EXERCISE BRIEF: Work out how many lines in the listing below include the word "anterior"; answer with the number alone.

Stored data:
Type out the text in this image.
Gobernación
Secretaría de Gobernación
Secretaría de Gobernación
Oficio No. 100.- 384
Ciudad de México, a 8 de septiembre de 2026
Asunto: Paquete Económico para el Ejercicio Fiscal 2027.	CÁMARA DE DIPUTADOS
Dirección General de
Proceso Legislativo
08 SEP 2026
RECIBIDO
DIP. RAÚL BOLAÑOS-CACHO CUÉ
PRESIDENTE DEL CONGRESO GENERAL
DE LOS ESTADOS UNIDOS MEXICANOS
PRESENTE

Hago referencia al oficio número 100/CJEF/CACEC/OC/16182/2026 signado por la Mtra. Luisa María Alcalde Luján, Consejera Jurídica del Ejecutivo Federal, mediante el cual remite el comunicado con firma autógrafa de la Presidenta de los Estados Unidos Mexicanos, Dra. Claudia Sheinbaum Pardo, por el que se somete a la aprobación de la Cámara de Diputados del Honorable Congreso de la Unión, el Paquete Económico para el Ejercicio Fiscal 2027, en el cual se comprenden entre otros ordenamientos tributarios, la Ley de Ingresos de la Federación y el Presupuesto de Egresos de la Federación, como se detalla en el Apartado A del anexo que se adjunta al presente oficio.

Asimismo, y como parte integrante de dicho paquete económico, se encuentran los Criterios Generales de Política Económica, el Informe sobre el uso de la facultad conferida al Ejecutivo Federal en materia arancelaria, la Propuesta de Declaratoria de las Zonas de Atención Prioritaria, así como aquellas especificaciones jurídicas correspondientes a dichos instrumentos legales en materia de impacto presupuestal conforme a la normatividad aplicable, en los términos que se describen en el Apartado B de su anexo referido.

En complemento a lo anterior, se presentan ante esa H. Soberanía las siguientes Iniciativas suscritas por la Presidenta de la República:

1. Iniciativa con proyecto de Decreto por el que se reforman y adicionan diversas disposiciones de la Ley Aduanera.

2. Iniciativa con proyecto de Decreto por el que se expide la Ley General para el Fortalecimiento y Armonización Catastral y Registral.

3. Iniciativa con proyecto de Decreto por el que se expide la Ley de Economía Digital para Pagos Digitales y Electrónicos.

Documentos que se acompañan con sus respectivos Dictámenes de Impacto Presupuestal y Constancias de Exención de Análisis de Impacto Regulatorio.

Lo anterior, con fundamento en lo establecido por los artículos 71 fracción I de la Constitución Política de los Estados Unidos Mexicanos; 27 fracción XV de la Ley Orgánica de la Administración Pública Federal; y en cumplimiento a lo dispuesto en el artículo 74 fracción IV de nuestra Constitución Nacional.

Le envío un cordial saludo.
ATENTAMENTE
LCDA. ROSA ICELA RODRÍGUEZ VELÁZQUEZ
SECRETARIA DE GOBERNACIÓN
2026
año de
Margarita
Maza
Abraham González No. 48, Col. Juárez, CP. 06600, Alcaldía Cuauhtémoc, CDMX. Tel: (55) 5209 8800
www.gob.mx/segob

REPLY: 2